• **Tasks and exercises**
1 – Repeat the passage of the Frankie Ascot thread between "## Orangehorse (21" and "(22 June 2017)", inclusive.
2 – In the thread about Frankie missing Ascot, which horse put Coolmore on the board?

• **Selected excerpt**
——

# Frankie misses Ascot



## Clodagh (20 June 2017)

I know it is only pretend racing, but I love Frankie, such a happy chap compared to the old misery Ryan Moore. Such a shame he is missing the whole week.


----------



## highlandponygirl (20 June 2017)

That is a shame, such a great character for the sport.


----------



## Mariposa (20 June 2017)

He'll be spitting feathers after Lady Aurelia's amazing win. What a filly!


----------



## Clodagh (20 June 2017)

She really is. 
Haven't Coolmore had an awful day? Churchill didn't go a yard.
Godolphin have done really well, poor John Ferguson.
Beyond Conceit must be the biggest Galileo ever foaled!


----------



## Elf On A Shelf (20 June 2017)

Im slightly disappointed that Mullins and Richi Rich won today but hey ho!

It must have been a long time since Coolmore haven't won a race on the opening day of Ascot.


----------



## Clodagh (20 June 2017)

EKW said:



			Im slightly disappointed that Mullins and Richi Rich won today but hey ho!
		
Click to expand...

I was cheering on the rest of the field!


----------



## Elf On A Shelf (21 June 2017)

Coolmore are on the board courtesy of the wonderful Highland Reel! Galileo sired the first three home in that race. 

And where are all these Frankel offspring?!?! Hmmmm?!?!?! No where! He may have been something special in British (well English as the furthest he went from home was York!) Racing but he isn't setting the world alight as a sire yet! Ok to be fair he has some decent offspring but for everything that was tauted about him his daddy is still the business!

ETA - Wesley Ward is having a great Ascot! Fair play to him for bringing his team over to play with ours!


----------



## Orangehorse (21 June 2017)

Frankie is such a huge personality - ask a member of the public to name another jockey.  

As for Frankel - I thought nearly all his first runners had won?


----------



## Elf On A Shelf (22 June 2017)

——

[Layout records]
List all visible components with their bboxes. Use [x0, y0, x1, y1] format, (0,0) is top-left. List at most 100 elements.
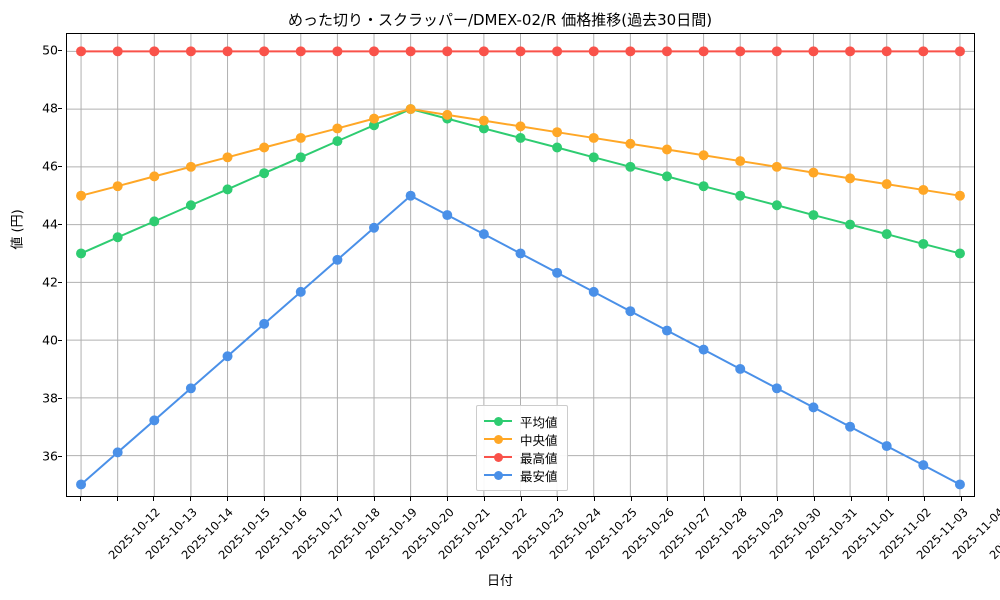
data-point: [698, 181, 709, 192]
data-point: [881, 441, 892, 452]
x-tick-mark: [373, 497, 375, 501]
data-point: [369, 46, 380, 57]
legend-item: 最安値: [484, 466, 558, 484]
data-point: [625, 138, 636, 149]
data-point: [259, 168, 270, 179]
data-point: [478, 46, 489, 57]
data-point: [442, 109, 453, 120]
x-tick-mark: [226, 497, 228, 501]
x-tick-mark: [447, 497, 449, 501]
x-tick-mark: [887, 497, 889, 501]
data-point: [735, 46, 746, 57]
data-point: [625, 161, 636, 172]
y-tick-label: 50: [42, 42, 58, 58]
data-point: [185, 383, 196, 394]
data-point: [332, 46, 343, 57]
y-tick-label: 44: [42, 216, 58, 232]
y-tick-label: 48: [42, 100, 58, 116]
x-tick-mark: [263, 497, 265, 501]
series-2: [76, 46, 965, 57]
data-point: [295, 132, 306, 143]
legend-label: 中央値: [520, 432, 558, 448]
y-tick-mark: [58, 456, 62, 458]
data-point: [552, 46, 563, 57]
series-1: [76, 104, 965, 201]
data-point: [405, 104, 416, 115]
data-point: [918, 460, 929, 471]
data-point: [185, 200, 196, 211]
x-tick-mark: [520, 497, 522, 501]
legend-label: 最高値: [520, 450, 558, 466]
data-point: [222, 152, 233, 163]
y-tick-mark: [58, 108, 62, 110]
legend-item: 平均値: [484, 412, 558, 430]
data-point: [625, 46, 636, 57]
data-point: [76, 248, 87, 259]
data-point: [954, 479, 965, 490]
x-tick-mark: [483, 497, 485, 501]
data-point: [552, 127, 563, 138]
x-tick-mark: [116, 497, 118, 501]
data-point: [588, 132, 599, 143]
data-point: [295, 286, 306, 297]
y-tick-mark: [58, 282, 62, 284]
data-point: [808, 402, 819, 413]
plot-svg: [67, 34, 974, 496]
x-tick-mark: [557, 497, 559, 501]
data-point: [478, 229, 489, 240]
data-point: [771, 161, 782, 172]
data-point: [735, 363, 746, 374]
data-point: [369, 113, 380, 124]
data-point: [222, 46, 233, 57]
data-point: [735, 156, 746, 167]
data-point: [149, 171, 160, 182]
y-axis-tick-labels: 36 38 40 42 44 46 48 50: [14, 33, 58, 497]
data-point: [442, 210, 453, 221]
y-tick-mark: [58, 50, 62, 52]
data-point: [881, 46, 892, 57]
data-point: [588, 46, 599, 57]
legend-item: 最高値: [484, 448, 558, 466]
data-point: [698, 150, 709, 161]
legend-label: 最安値: [520, 468, 558, 484]
x-tick-mark: [667, 497, 669, 501]
data-point: [76, 46, 87, 57]
data-point: [369, 222, 380, 233]
gridlines: [67, 34, 974, 496]
data-point: [771, 46, 782, 57]
data-point: [259, 142, 270, 153]
data-point: [332, 136, 343, 147]
x-tick-mark: [704, 497, 705, 501]
data-point: [332, 254, 343, 265]
legend-marker-icon: [484, 450, 512, 464]
data-point: [552, 267, 563, 278]
data-point: [845, 219, 856, 230]
y-tick-mark: [58, 166, 62, 168]
data-point: [588, 152, 599, 163]
data-point: [478, 115, 489, 126]
data-point: [76, 190, 87, 201]
data-point: [735, 190, 746, 201]
y-tick-label: 40: [42, 332, 58, 348]
data-point: [808, 46, 819, 57]
data-point: [918, 184, 929, 195]
data-point: [954, 190, 965, 201]
data-point: [661, 171, 672, 182]
data-point: [112, 447, 123, 458]
data-point: [918, 46, 929, 57]
data-point: [295, 46, 306, 57]
data-point: [808, 210, 819, 221]
x-tick-mark: [924, 497, 926, 501]
y-tick-label: 46: [42, 158, 58, 174]
data-point: [515, 132, 526, 143]
data-point: [588, 286, 599, 297]
x-tick-mark: [336, 497, 338, 501]
data-point: [332, 123, 343, 134]
data-point: [76, 479, 87, 490]
data-point: [698, 344, 709, 355]
x-tick-mark: [814, 497, 816, 501]
x-axis-title: 日付: [486, 574, 513, 589]
data-point: [405, 190, 416, 201]
series-0: [76, 104, 965, 259]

——

• **Solution list**
1 –
## Orangehorse (21 June 2017)

Frankie is such a huge personality - ask a member of the public to name another jockey.  

As for Frankel - I thought nearly all his first runners had won?


----------



## Elf On A Shelf (22 June 2017)

2 – Highland Reel